# [Your objective]
Extract every entry word for word. Skip the pictures.

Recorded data
# # # # #

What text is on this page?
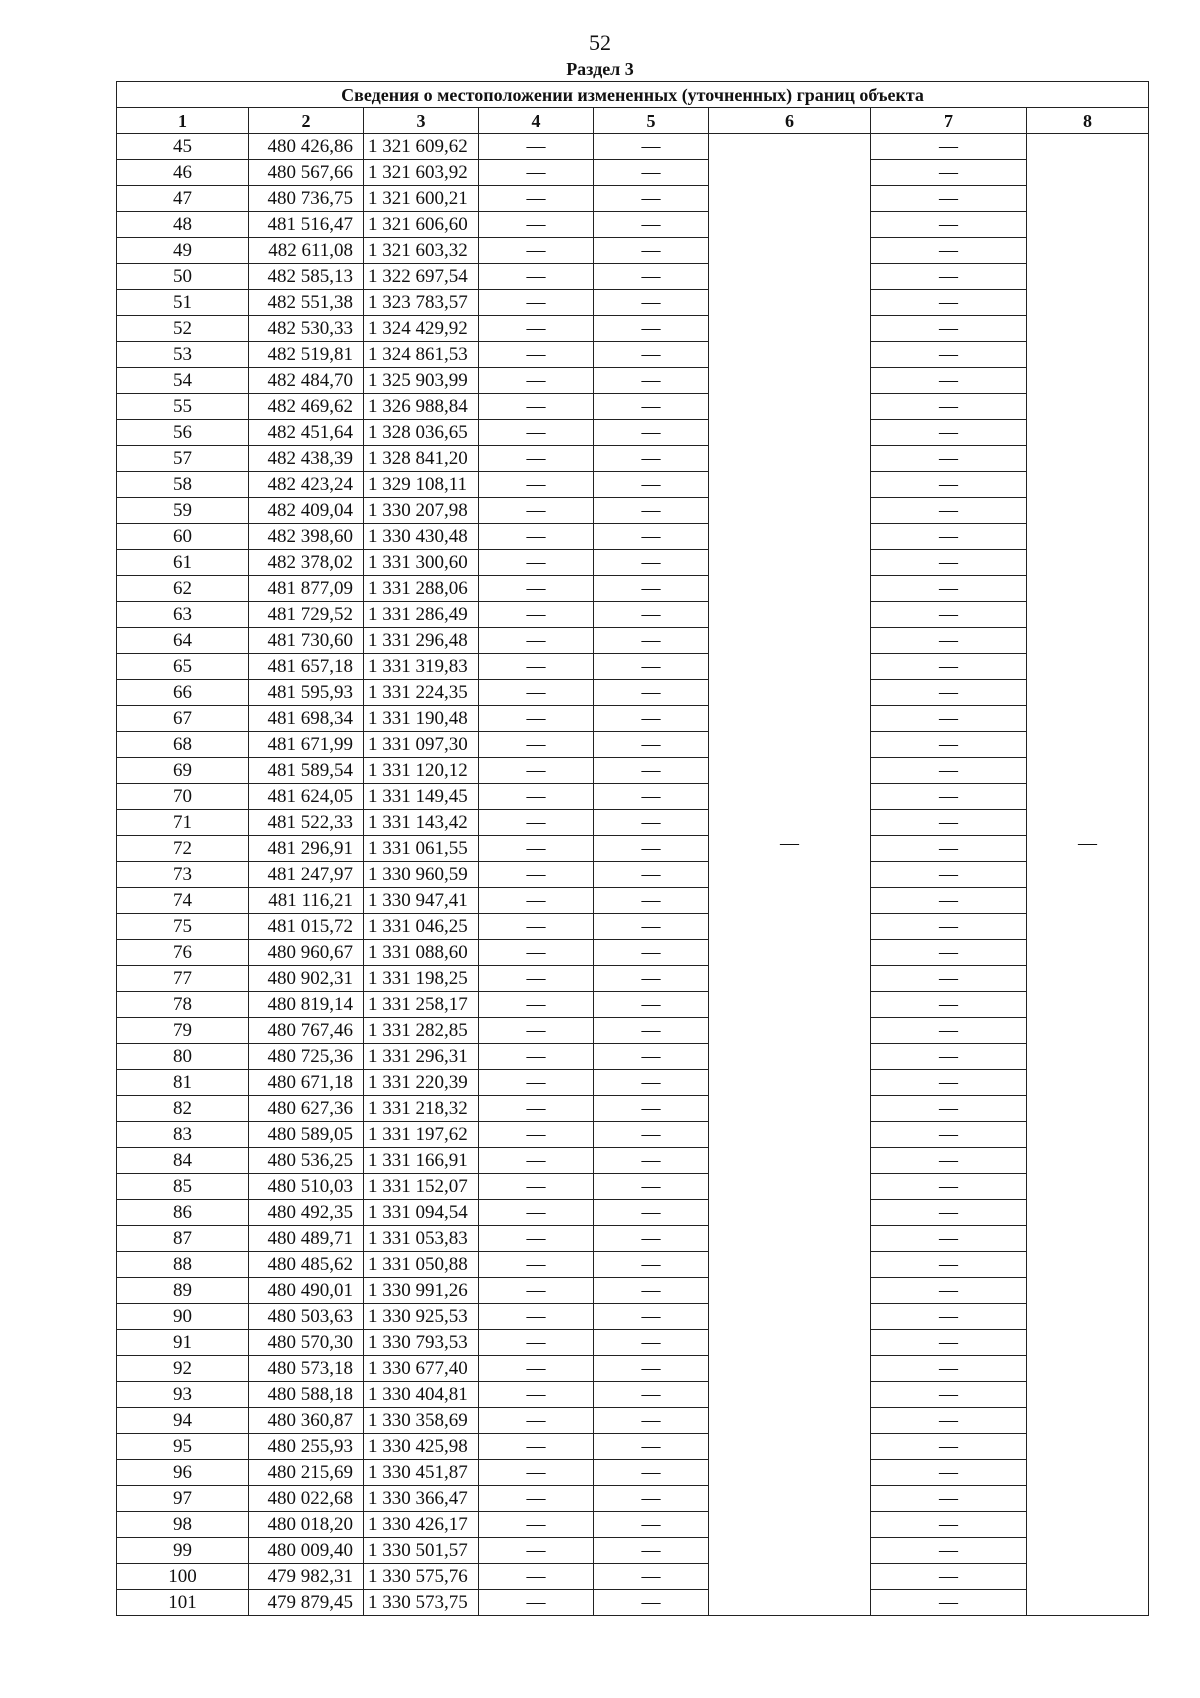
52
Раздел 3
Сведения о местоположении измененных (уточненных) границ объекта							
1	2	3	4	5	6	7	8
45	480 426,86	1 321 609,62	—	—	—	—	—
46	480 567,66	1 321 603,92	—	—		—	
47	480 736,75	1 321 600,21	—	—		—	
48	481 516,47	1 321 606,60	—	—		—	
49	482 611,08	1 321 603,32	—	—		—	
50	482 585,13	1 322 697,54	—	—		—	
51	482 551,38	1 323 783,57	—	—		—	
52	482 530,33	1 324 429,92	—	—		—	
53	482 519,81	1 324 861,53	—	—		—	
54	482 484,70	1 325 903,99	—	—		—	
55	482 469,62	1 326 988,84	—	—		—	
56	482 451,64	1 328 036,65	—	—		—	
57	482 438,39	1 328 841,20	—	—		—	
58	482 423,24	1 329 108,11	—	—		—	
59	482 409,04	1 330 207,98	—	—		—	
60	482 398,60	1 330 430,48	—	—		—	
61	482 378,02	1 331 300,60	—	—		—	
62	481 877,09	1 331 288,06	—	—		—	
63	481 729,52	1 331 286,49	—	—		—	
64	481 730,60	1 331 296,48	—	—		—	
65	481 657,18	1 331 319,83	—	—		—	
66	481 595,93	1 331 224,35	—	—		—	
67	481 698,34	1 331 190,48	—	—		—	
68	481 671,99	1 331 097,30	—	—		—	
69	481 589,54	1 331 120,12	—	—		—	
70	481 624,05	1 331 149,45	—	—		—	
71	481 522,33	1 331 143,42	—	—		—	
72	481 296,91	1 331 061,55	—	—		—	
73	481 247,97	1 330 960,59	—	—		—	
74	481 116,21	1 330 947,41	—	—		—	
75	481 015,72	1 331 046,25	—	—		—	
76	480 960,67	1 331 088,60	—	—		—	
77	480 902,31	1 331 198,25	—	—		—	
78	480 819,14	1 331 258,17	—	—		—	
79	480 767,46	1 331 282,85	—	—		—	
80	480 725,36	1 331 296,31	—	—		—	
81	480 671,18	1 331 220,39	—	—		—	
82	480 627,36	1 331 218,32	—	—		—	
83	480 589,05	1 331 197,62	—	—		—	
84	480 536,25	1 331 166,91	—	—		—	
85	480 510,03	1 331 152,07	—	—		—	
86	480 492,35	1 331 094,54	—	—		—	
87	480 489,71	1 331 053,83	—	—		—	
88	480 485,62	1 331 050,88	—	—		—	
89	480 490,01	1 330 991,26	—	—		—	
90	480 503,63	1 330 925,53	—	—		—	
91	480 570,30	1 330 793,53	—	—		—	
92	480 573,18	1 330 677,40	—	—		—	
93	480 588,18	1 330 404,81	—	—		—	
94	480 360,87	1 330 358,69	—	—		—	
95	480 255,93	1 330 425,98	—	—		—	
96	480 215,69	1 330 451,87	—	—		—	
97	480 022,68	1 330 366,47	—	—		—	
98	480 018,20	1 330 426,17	—	—		—	
99	480 009,40	1 330 501,57	—	—		—	
100	479 982,31	1 330 575,76	—	—		—	
101	479 879,45	1 330 573,75	—	—		—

# # # # #

# [Response]
What text is on this page?
52
Раздел 3
Сведения о местоположении измененных (уточненных) границ объекта							
1	2	3	4	5	6	7	8
45	480 426,86	1 321 609,62	—	—	—	—	—
46	480 567,66	1 321 603,92	—	—		—	
47	480 736,75	1 321 600,21	—	—		—	
48	481 516,47	1 321 606,60	—	—		—	
49	482 611,08	1 321 603,32	—	—		—	
50	482 585,13	1 322 697,54	—	—		—	
51	482 551,38	1 323 783,57	—	—		—	
52	482 530,33	1 324 429,92	—	—		—	
53	482 519,81	1 324 861,53	—	—		—	
54	482 484,70	1 325 903,99	—	—		—	
55	482 469,62	1 326 988,84	—	—		—	
56	482 451,64	1 328 036,65	—	—		—	
57	482 438,39	1 328 841,20	—	—		—	
58	482 423,24	1 329 108,11	—	—		—	
59	482 409,04	1 330 207,98	—	—		—	
60	482 398,60	1 330 430,48	—	—		—	
61	482 378,02	1 331 300,60	—	—		—	
62	481 877,09	1 331 288,06	—	—		—	
63	481 729,52	1 331 286,49	—	—		—	
64	481 730,60	1 331 296,48	—	—		—	
65	481 657,18	1 331 319,83	—	—		—	
66	481 595,93	1 331 224,35	—	—		—	
67	481 698,34	1 331 190,48	—	—		—	
68	481 671,99	1 331 097,30	—	—		—	
69	481 589,54	1 331 120,12	—	—		—	
70	481 624,05	1 331 149,45	—	—		—	
71	481 522,33	1 331 143,42	—	—		—	
72	481 296,91	1 331 061,55	—	—		—	
73	481 247,97	1 330 960,59	—	—		—	
74	481 116,21	1 330 947,41	—	—		—	
75	481 015,72	1 331 046,25	—	—		—	
76	480 960,67	1 331 088,60	—	—		—	
77	480 902,31	1 331 198,25	—	—		—	
78	480 819,14	1 331 258,17	—	—		—	
79	480 767,46	1 331 282,85	—	—		—	
80	480 725,36	1 331 296,31	—	—		—	
81	480 671,18	1 331 220,39	—	—		—	
82	480 627,36	1 331 218,32	—	—		—	
83	480 589,05	1 331 197,62	—	—		—	
84	480 536,25	1 331 166,91	—	—		—	
85	480 510,03	1 331 152,07	—	—		—	
86	480 492,35	1 331 094,54	—	—		—	
87	480 489,71	1 331 053,83	—	—		—	
88	480 485,62	1 331 050,88	—	—		—	
89	480 490,01	1 330 991,26	—	—		—	
90	480 503,63	1 330 925,53	—	—		—	
91	480 570,30	1 330 793,53	—	—		—	
92	480 573,18	1 330 677,40	—	—		—	
93	480 588,18	1 330 404,81	—	—		—	
94	480 360,87	1 330 358,69	—	—		—	
95	480 255,93	1 330 425,98	—	—		—	
96	480 215,69	1 330 451,87	—	—		—	
97	480 022,68	1 330 366,47	—	—		—	
98	480 018,20	1 330 426,17	—	—		—	
99	480 009,40	1 330 501,57	—	—		—	
100	479 982,31	1 330 575,76	—	—		—	
101	479 879,45	1 330 573,75	—	—		—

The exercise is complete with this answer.